* Task: Find the lines with "kilobytes" in them and copy them out.

* Records provided:
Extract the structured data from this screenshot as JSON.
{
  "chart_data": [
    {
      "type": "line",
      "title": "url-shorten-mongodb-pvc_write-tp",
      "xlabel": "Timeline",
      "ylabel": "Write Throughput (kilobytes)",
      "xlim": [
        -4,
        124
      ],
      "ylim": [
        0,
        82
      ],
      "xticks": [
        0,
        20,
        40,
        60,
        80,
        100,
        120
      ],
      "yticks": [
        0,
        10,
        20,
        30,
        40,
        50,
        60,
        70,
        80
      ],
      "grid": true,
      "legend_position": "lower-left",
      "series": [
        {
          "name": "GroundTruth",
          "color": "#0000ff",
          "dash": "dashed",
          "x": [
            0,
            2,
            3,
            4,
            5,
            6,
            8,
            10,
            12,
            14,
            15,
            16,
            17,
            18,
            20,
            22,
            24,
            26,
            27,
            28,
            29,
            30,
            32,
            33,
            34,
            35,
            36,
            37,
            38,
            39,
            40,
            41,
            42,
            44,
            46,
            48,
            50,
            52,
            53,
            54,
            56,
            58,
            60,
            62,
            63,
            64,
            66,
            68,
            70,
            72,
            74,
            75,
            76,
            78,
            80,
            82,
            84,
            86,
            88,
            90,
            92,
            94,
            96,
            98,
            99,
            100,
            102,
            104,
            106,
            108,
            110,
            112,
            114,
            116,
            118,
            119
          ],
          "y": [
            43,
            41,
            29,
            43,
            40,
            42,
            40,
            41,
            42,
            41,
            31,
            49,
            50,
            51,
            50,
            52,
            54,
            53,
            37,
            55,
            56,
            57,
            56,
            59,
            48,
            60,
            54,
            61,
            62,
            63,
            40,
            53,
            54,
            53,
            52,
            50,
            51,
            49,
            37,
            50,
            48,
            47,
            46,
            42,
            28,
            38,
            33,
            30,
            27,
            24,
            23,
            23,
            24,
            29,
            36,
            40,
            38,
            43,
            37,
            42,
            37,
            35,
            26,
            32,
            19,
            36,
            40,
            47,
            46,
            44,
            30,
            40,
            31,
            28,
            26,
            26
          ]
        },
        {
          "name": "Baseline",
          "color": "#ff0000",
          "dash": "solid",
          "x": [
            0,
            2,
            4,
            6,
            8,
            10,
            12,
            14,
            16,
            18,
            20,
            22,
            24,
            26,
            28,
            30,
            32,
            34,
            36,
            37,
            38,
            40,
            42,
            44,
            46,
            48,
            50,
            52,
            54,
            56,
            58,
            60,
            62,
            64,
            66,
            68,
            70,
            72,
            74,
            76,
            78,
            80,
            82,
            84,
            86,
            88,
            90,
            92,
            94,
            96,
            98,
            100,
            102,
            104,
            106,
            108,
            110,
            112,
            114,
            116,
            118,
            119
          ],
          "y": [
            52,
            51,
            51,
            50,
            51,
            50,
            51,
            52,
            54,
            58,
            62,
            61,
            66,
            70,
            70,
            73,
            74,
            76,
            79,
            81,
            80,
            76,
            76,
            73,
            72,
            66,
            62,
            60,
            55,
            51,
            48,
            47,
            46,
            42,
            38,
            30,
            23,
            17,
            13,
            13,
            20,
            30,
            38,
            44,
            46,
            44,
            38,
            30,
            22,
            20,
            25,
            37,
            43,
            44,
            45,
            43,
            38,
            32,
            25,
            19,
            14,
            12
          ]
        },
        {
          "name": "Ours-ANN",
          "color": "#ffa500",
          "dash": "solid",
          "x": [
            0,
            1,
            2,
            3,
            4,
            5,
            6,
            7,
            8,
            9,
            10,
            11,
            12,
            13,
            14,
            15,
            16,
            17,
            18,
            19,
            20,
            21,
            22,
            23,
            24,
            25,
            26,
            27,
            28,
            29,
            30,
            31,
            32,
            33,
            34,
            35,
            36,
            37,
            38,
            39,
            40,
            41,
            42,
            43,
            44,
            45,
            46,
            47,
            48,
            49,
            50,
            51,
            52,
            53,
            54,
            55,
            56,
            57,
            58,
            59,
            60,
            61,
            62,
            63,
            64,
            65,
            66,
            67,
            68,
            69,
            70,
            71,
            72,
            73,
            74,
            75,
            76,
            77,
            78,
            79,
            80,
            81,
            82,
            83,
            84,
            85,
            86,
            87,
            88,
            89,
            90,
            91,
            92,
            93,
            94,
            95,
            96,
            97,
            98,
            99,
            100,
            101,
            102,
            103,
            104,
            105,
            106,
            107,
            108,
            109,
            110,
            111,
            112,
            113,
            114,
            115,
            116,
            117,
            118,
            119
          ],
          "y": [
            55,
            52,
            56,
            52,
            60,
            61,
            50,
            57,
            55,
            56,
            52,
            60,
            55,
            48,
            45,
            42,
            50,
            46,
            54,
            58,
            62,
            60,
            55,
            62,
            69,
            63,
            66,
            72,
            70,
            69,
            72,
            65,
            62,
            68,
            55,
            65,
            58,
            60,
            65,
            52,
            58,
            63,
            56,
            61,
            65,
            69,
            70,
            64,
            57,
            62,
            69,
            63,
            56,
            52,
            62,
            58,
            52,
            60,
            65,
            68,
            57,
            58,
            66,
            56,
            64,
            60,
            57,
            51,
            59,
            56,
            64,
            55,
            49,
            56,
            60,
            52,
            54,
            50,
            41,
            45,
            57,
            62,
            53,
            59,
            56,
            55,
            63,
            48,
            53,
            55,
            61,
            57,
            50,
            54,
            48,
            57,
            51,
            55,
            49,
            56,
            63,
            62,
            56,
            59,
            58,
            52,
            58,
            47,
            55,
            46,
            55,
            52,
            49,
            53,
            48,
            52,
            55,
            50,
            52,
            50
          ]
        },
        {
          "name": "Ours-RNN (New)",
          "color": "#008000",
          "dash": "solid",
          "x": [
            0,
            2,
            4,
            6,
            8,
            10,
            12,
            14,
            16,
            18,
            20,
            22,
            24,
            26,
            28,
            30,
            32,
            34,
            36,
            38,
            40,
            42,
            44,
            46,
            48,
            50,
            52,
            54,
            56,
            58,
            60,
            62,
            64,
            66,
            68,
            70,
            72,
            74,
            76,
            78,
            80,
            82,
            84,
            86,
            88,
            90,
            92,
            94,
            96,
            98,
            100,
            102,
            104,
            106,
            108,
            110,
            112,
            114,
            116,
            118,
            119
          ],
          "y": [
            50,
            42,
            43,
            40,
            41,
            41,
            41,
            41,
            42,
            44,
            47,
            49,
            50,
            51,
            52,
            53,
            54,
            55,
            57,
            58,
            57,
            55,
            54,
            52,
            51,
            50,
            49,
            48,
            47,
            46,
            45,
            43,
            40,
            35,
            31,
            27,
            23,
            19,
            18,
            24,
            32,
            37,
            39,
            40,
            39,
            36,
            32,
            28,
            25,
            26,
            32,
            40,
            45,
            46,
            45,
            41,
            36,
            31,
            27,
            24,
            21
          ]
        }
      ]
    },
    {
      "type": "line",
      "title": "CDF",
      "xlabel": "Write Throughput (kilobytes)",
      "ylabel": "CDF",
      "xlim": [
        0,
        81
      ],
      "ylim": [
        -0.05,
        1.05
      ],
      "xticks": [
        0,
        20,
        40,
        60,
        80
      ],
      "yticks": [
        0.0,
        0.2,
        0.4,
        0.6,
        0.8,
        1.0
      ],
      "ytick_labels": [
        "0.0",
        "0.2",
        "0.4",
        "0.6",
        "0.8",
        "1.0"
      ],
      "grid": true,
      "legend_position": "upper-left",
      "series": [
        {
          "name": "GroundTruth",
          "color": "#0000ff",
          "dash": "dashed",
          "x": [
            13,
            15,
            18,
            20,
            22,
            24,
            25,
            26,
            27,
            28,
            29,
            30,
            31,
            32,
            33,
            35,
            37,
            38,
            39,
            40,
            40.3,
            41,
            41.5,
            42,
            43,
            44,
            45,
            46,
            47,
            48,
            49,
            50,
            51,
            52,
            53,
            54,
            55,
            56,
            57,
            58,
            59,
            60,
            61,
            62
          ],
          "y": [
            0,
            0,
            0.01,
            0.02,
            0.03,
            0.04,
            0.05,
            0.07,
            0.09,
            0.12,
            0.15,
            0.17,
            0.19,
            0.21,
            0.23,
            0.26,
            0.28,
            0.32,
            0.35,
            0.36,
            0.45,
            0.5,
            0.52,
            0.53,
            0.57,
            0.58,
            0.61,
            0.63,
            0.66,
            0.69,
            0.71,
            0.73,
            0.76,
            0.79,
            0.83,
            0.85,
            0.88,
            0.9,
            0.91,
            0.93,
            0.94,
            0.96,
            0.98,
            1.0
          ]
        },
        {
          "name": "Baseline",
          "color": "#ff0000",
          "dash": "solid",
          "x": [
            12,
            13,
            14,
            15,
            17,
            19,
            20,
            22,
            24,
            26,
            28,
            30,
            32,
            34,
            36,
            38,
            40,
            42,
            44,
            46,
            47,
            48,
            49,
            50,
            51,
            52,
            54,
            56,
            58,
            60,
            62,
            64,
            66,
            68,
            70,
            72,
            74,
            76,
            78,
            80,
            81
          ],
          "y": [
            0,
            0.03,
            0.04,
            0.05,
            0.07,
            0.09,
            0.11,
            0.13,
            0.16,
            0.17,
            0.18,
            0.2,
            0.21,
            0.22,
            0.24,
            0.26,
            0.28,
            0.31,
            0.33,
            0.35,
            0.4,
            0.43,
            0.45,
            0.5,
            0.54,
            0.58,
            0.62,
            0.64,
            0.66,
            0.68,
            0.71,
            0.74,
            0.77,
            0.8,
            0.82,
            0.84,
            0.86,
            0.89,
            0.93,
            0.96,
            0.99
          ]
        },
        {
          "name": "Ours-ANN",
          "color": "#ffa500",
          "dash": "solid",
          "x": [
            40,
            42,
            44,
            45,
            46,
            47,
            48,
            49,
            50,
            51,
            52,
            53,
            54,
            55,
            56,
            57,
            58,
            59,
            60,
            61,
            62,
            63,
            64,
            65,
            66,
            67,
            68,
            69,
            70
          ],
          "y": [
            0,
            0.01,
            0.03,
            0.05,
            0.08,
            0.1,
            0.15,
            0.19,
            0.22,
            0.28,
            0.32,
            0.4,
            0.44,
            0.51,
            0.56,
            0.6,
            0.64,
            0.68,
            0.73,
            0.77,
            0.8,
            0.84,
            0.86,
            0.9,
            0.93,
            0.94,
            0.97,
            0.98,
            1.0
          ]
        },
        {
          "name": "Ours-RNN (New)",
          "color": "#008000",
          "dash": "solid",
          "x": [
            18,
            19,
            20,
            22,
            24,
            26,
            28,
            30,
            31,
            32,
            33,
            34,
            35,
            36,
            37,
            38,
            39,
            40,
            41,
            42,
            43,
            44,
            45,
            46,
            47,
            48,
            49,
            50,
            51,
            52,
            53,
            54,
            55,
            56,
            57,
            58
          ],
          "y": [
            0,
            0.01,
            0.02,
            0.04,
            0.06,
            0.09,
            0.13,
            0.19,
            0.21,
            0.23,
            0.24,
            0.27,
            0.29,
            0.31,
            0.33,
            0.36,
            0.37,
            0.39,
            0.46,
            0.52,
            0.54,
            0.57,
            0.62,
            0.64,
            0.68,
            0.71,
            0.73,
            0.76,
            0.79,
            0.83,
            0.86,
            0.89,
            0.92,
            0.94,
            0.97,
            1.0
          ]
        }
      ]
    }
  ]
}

* Reply to the exercise:
      "ylabel": "Write Throughput (kilobytes)",
      "xlabel": "Write Throughput (kilobytes)",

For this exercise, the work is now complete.